* [Brief]: List every line of the material that contains the string "York". Case counts, so a line qualifies only if its capitalization matches.
+++ Data for this task
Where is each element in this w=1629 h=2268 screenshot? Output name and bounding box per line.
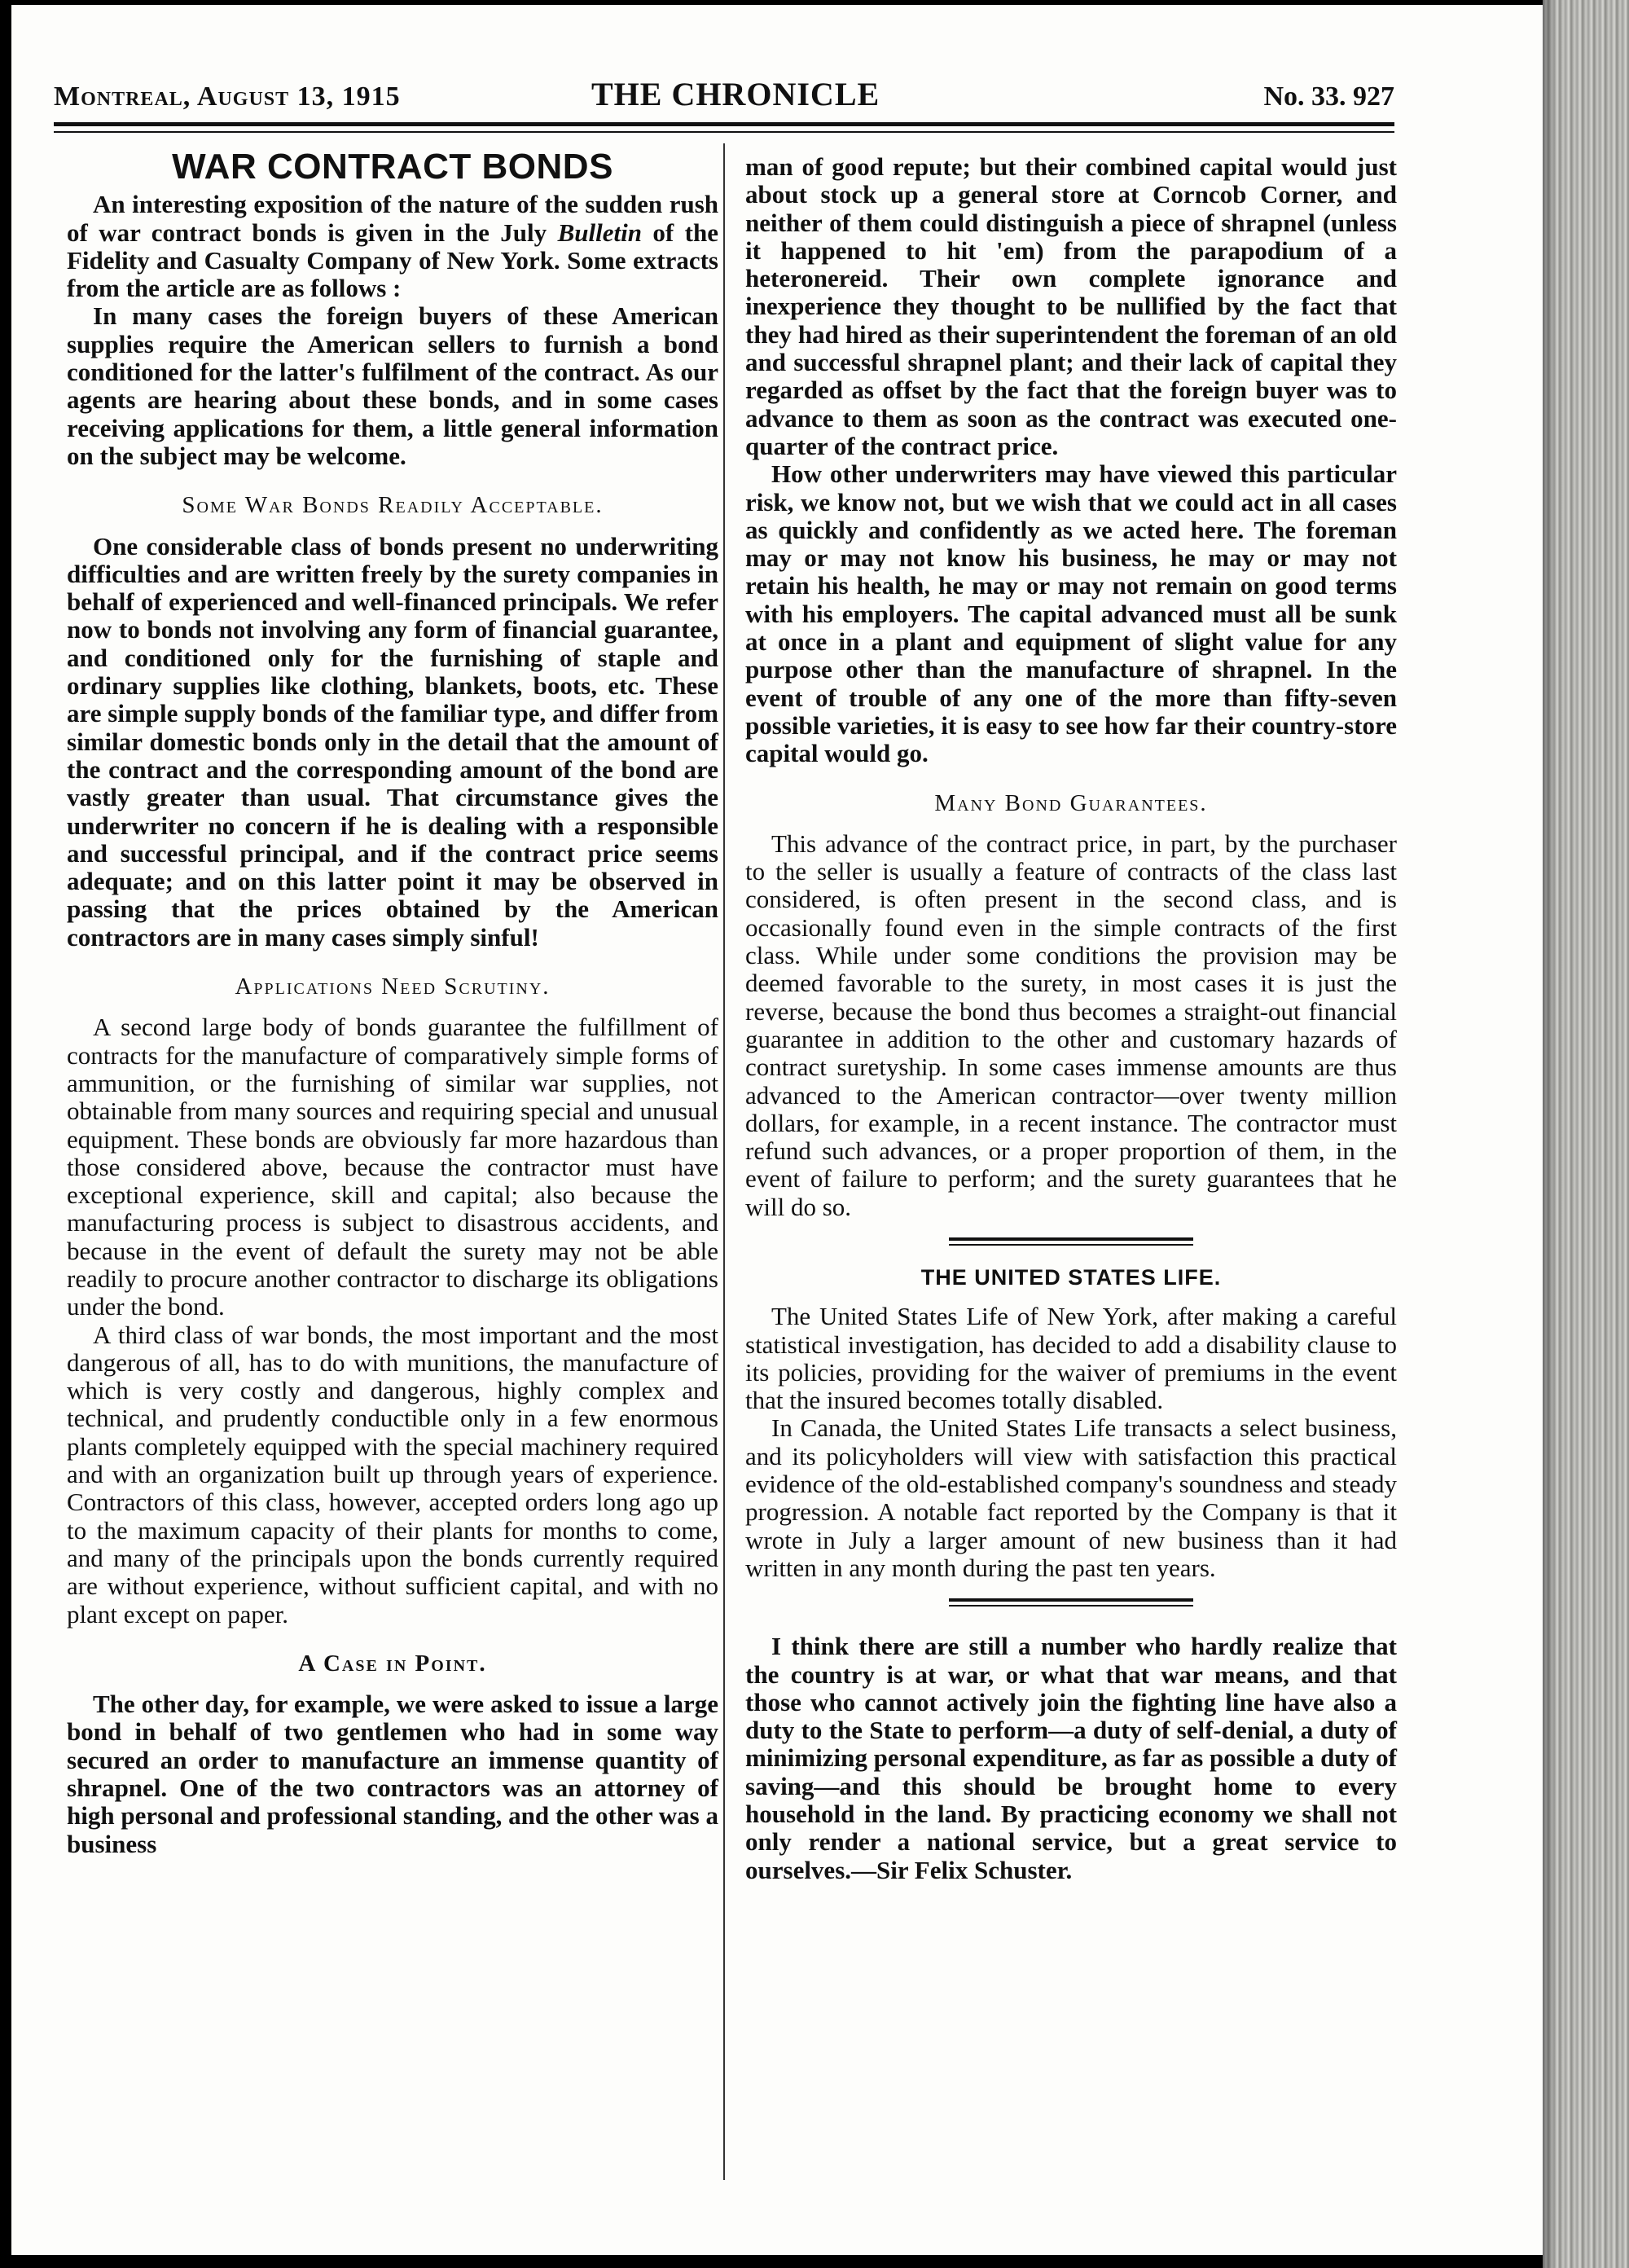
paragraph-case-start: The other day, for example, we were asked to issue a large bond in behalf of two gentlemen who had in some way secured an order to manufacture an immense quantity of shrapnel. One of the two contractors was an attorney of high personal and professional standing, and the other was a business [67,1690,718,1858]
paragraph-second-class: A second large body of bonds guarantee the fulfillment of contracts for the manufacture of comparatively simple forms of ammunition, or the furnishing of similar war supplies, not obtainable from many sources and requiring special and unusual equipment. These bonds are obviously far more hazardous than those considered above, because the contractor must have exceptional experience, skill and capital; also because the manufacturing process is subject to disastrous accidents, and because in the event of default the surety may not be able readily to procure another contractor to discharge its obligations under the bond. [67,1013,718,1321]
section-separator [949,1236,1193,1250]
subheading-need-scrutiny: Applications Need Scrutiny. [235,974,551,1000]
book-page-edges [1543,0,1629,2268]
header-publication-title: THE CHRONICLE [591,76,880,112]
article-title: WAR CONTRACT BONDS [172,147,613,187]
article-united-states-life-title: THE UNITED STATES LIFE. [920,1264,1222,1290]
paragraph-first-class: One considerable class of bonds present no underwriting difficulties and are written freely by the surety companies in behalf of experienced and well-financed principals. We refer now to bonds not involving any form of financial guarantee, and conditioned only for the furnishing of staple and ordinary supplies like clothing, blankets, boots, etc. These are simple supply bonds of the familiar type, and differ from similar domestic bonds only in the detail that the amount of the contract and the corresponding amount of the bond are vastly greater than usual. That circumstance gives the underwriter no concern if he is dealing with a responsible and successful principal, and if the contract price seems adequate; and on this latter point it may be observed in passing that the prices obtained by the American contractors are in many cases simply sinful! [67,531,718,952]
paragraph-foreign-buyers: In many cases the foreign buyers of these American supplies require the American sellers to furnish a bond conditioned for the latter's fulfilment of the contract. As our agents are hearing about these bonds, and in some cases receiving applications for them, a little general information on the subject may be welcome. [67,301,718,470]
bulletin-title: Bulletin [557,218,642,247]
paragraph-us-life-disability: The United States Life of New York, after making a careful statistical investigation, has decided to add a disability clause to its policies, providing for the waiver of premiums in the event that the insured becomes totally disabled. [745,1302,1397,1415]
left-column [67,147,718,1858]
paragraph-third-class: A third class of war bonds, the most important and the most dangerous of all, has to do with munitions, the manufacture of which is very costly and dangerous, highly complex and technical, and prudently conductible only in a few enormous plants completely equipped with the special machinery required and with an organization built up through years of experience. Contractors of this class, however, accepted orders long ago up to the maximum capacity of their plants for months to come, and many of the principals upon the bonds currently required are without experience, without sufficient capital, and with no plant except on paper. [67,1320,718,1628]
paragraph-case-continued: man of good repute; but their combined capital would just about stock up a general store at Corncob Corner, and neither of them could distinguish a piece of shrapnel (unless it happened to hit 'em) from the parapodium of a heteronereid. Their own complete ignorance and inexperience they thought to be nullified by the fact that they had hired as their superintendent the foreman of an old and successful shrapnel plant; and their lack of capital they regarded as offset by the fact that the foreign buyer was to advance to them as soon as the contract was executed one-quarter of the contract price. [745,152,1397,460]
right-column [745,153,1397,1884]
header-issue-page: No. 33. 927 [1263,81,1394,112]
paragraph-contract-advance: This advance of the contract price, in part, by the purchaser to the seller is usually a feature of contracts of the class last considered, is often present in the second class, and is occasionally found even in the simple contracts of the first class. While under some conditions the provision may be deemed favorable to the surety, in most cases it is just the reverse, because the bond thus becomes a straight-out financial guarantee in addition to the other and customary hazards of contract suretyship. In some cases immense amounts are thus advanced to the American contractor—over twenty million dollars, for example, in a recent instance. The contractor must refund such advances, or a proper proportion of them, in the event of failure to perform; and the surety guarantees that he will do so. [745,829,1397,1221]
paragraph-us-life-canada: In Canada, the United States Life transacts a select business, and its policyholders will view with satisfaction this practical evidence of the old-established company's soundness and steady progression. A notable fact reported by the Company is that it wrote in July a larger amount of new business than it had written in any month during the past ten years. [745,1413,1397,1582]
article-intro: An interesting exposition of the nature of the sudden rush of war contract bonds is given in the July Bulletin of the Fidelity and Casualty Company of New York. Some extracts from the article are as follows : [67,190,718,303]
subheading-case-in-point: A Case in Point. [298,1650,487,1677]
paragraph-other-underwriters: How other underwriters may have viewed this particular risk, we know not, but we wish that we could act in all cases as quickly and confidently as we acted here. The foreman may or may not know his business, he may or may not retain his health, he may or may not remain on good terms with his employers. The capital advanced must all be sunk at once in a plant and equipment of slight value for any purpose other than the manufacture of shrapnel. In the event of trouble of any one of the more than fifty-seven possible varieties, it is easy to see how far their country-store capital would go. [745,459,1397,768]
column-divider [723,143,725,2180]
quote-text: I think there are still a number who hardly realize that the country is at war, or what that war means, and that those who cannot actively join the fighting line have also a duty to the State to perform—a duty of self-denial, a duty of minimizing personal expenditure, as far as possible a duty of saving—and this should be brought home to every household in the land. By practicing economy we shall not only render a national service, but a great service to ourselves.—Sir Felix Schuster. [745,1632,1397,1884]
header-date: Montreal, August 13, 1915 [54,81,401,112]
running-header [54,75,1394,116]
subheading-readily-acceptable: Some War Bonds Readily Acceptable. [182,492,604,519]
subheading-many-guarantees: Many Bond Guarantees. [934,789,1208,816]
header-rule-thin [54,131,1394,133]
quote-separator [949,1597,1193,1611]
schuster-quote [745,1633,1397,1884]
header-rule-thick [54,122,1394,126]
++++++
* [Problem solution]:
paragraph-us-life-disability: The United States Life of New York, after making a careful statistical investigation, has decided to add a disability clause to its policies, providing for the waiver of premiums in the event that the insured becomes totally disabled. [745,1302,1397,1415]
article-intro: An interesting exposition of the nature of the sudden rush of war contract bonds is given in the July Bulletin of the Fidelity and Casualty Company of New York. Some extracts from the article are as follows : [67,190,718,303]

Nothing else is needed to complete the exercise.